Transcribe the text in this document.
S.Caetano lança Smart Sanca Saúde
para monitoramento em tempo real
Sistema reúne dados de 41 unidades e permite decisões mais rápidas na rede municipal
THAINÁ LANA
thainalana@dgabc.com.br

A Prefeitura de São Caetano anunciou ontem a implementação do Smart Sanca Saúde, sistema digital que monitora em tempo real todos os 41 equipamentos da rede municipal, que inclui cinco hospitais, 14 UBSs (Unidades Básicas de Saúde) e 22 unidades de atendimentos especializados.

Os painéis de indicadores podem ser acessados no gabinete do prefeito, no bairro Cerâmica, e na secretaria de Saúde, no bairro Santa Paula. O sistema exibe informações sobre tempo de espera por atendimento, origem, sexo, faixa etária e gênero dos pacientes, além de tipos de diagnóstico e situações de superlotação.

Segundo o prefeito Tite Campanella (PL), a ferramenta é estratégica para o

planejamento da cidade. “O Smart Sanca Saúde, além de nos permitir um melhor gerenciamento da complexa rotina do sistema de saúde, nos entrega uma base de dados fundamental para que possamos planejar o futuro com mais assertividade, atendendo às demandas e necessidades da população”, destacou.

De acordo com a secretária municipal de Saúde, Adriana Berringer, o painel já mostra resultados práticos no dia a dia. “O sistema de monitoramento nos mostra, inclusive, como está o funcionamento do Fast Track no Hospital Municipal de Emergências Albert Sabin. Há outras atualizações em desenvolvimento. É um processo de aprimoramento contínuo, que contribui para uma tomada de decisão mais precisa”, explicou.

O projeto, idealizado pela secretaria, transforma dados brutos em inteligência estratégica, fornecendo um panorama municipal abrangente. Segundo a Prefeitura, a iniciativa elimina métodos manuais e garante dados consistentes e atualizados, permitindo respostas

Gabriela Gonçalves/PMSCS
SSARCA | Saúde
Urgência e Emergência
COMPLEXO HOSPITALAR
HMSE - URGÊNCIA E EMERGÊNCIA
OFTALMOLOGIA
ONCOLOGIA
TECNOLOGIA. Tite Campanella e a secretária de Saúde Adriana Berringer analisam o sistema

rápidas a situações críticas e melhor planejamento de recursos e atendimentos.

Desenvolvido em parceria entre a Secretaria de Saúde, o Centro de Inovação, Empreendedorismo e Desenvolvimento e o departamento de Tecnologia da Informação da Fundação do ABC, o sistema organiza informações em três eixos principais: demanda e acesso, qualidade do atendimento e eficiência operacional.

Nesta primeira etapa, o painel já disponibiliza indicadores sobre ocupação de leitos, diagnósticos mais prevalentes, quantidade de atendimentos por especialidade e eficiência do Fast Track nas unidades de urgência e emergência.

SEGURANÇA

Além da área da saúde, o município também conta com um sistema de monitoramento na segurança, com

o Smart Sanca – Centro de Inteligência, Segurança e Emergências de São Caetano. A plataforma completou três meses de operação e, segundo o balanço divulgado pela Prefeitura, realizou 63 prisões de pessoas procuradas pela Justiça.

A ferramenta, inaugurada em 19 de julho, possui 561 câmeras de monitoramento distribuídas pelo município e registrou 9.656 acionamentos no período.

---*---

Instruction: Give all the records again. Match them exactly.

Output for this task:
Transcribe the text in this document.
S.Caetano lança Smart Sanca Saúde
para monitoramento em tempo real
Sistema reúne dados de 41 unidades e permite decisões mais rápidas na rede municipal
THAINÁ LANA
thainalana@dgabc.com.br

A Prefeitura de São Caetano anunciou ontem a implementação do Smart Sanca Saúde, sistema digital que monitora em tempo real todos os 41 equipamentos da rede municipal, que inclui cinco hospitais, 14 UBSs (Unidades Básicas de Saúde) e 22 unidades de atendimentos especializados.

Os painéis de indicadores podem ser acessados no gabinete do prefeito, no bairro Cerâmica, e na secretaria de Saúde, no bairro Santa Paula. O sistema exibe informações sobre tempo de espera por atendimento, origem, sexo, faixa etária e gênero dos pacientes, além de tipos de diagnóstico e situações de superlotação.

Segundo o prefeito Tite Campanella (PL), a ferramenta é estratégica para o

planejamento da cidade. “O Smart Sanca Saúde, além de nos permitir um melhor gerenciamento da complexa rotina do sistema de saúde, nos entrega uma base de dados fundamental para que possamos planejar o futuro com mais assertividade, atendendo às demandas e necessidades da população”, destacou.

De acordo com a secretária municipal de Saúde, Adriana Berringer, o painel já mostra resultados práticos no dia a dia. “O sistema de monitoramento nos mostra, inclusive, como está o funcionamento do Fast Track no Hospital Municipal de Emergências Albert Sabin. Há outras atualizações em desenvolvimento. É um processo de aprimoramento contínuo, que contribui para uma tomada de decisão mais precisa”, explicou.

O projeto, idealizado pela secretaria, transforma dados brutos em inteligência estratégica, fornecendo um panorama municipal abrangente. Segundo a Prefeitura, a iniciativa elimina métodos manuais e garante dados consistentes e atualizados, permitindo respostas

Gabriela Gonçalves/PMSCS
SSARCA | Saúde
Urgência e Emergência
COMPLEXO HOSPITALAR
HMSE - URGÊNCIA E EMERGÊNCIA
OFTALMOLOGIA
ONCOLOGIA
TECNOLOGIA. Tite Campanella e a secretária de Saúde Adriana Berringer analisam o sistema

rápidas a situações críticas e melhor planejamento de recursos e atendimentos.

Desenvolvido em parceria entre a Secretaria de Saúde, o Centro de Inovação, Empreendedorismo e Desenvolvimento e o departamento de Tecnologia da Informação da Fundação do ABC, o sistema organiza informações em três eixos principais: demanda e acesso, qualidade do atendimento e eficiência operacional.

Nesta primeira etapa, o painel já disponibiliza indicadores sobre ocupação de leitos, diagnósticos mais prevalentes, quantidade de atendimentos por especialidade e eficiência do Fast Track nas unidades de urgência e emergência.

SEGURANÇA

Além da área da saúde, o município também conta com um sistema de monitoramento na segurança, com

o Smart Sanca – Centro de Inteligência, Segurança e Emergências de São Caetano. A plataforma completou três meses de operação e, segundo o balanço divulgado pela Prefeitura, realizou 63 prisões de pessoas procuradas pela Justiça.

A ferramenta, inaugurada em 19 de julho, possui 561 câmeras de monitoramento distribuídas pelo município e registrou 9.656 acionamentos no período.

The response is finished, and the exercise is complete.